Set problem: Reproduce every entry exactly and leave its pictures out.

(Extracted records)
[Begin]
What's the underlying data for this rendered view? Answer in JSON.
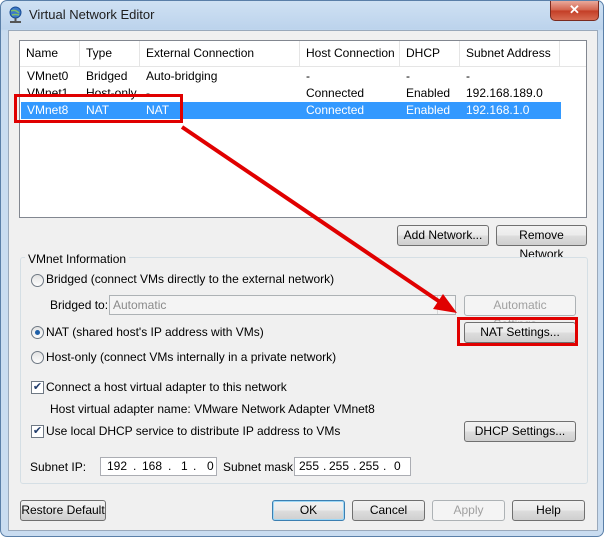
{
  "window": {
    "title": "Virtual Network Editor",
    "close_label": "✕"
  },
  "table": {
    "columns": [
      "Name",
      "Type",
      "External Connection",
      "Host Connection",
      "DHCP",
      "Subnet Address"
    ],
    "rows": [
      [
        "VMnet0",
        "Bridged",
        "Auto-bridging",
        "-",
        "-",
        "-"
      ],
      [
        "VMnet1",
        "Host-only",
        "-",
        "Connected",
        "Enabled",
        "192.168.189.0"
      ],
      [
        "VMnet8",
        "NAT",
        "NAT",
        "Connected",
        "Enabled",
        "192.168.1.0"
      ]
    ],
    "selected_row": 2
  },
  "buttons": {
    "add_network": "Add Network...",
    "remove_network": "Remove Network",
    "automatic_settings": "Automatic Settings...",
    "nat_settings": "NAT Settings...",
    "dhcp_settings": "DHCP Settings...",
    "restore_default": "Restore Default",
    "ok": "OK",
    "cancel": "Cancel",
    "apply": "Apply",
    "help": "Help"
  },
  "vmnet_info": {
    "group_label": "VMnet Information",
    "bridged_label": "Bridged (connect VMs directly to the external network)",
    "bridged_to_label": "Bridged to:",
    "bridged_to_value": "Automatic",
    "nat_label": "NAT (shared host's IP address with VMs)",
    "hostonly_label": "Host-only (connect VMs internally in a private network)",
    "selected_mode": "NAT",
    "connect_adapter_label": "Connect a host virtual adapter to this network",
    "connect_adapter_checked": true,
    "adapter_name_text": "Host virtual adapter name: VMware Network Adapter VMnet8",
    "dhcp_label": "Use local DHCP service to distribute IP address to VMs",
    "dhcp_checked": true,
    "subnet_ip_label": "Subnet IP:",
    "subnet_ip": [
      "192",
      "168",
      "1",
      "0"
    ],
    "subnet_mask_label": "Subnet mask:",
    "subnet_mask": [
      "255",
      "255",
      "255",
      "0"
    ]
  },
  "icons": {
    "app": "network-globe-icon",
    "check": "✔"
  },
  "colors": {
    "selection": "#3399ff",
    "annotation": "#e00000"
  }
}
[End]
Exercise output:
What's the underlying data for this rendered view? Answer in JSON.
{
  "window": {
    "title": "Virtual Network Editor",
    "close_label": "✕"
  },
  "table": {
    "columns": [
      "Name",
      "Type",
      "External Connection",
      "Host Connection",
      "DHCP",
      "Subnet Address"
    ],
    "rows": [
      [
        "VMnet0",
        "Bridged",
        "Auto-bridging",
        "-",
        "-",
        "-"
      ],
      [
        "VMnet1",
        "Host-only",
        "-",
        "Connected",
        "Enabled",
        "192.168.189.0"
      ],
      [
        "VMnet8",
        "NAT",
        "NAT",
        "Connected",
        "Enabled",
        "192.168.1.0"
      ]
    ],
    "selected_row": 2
  },
  "buttons": {
    "add_network": "Add Network...",
    "remove_network": "Remove Network",
    "automatic_settings": "Automatic Settings...",
    "nat_settings": "NAT Settings...",
    "dhcp_settings": "DHCP Settings...",
    "restore_default": "Restore Default",
    "ok": "OK",
    "cancel": "Cancel",
    "apply": "Apply",
    "help": "Help"
  },
  "vmnet_info": {
    "group_label": "VMnet Information",
    "bridged_label": "Bridged (connect VMs directly to the external network)",
    "bridged_to_label": "Bridged to:",
    "bridged_to_value": "Automatic",
    "nat_label": "NAT (shared host's IP address with VMs)",
    "hostonly_label": "Host-only (connect VMs internally in a private network)",
    "selected_mode": "NAT",
    "connect_adapter_label": "Connect a host virtual adapter to this network",
    "connect_adapter_checked": true,
    "adapter_name_text": "Host virtual adapter name: VMware Network Adapter VMnet8",
    "dhcp_label": "Use local DHCP service to distribute IP address to VMs",
    "dhcp_checked": true,
    "subnet_ip_label": "Subnet IP:",
    "subnet_ip": [
      "192",
      "168",
      "1",
      "0"
    ],
    "subnet_mask_label": "Subnet mask:",
    "subnet_mask": [
      "255",
      "255",
      "255",
      "0"
    ]
  },
  "icons": {
    "app": "network-globe-icon",
    "check": "✔"
  },
  "colors": {
    "selection": "#3399ff",
    "annotation": "#e00000"
  }
}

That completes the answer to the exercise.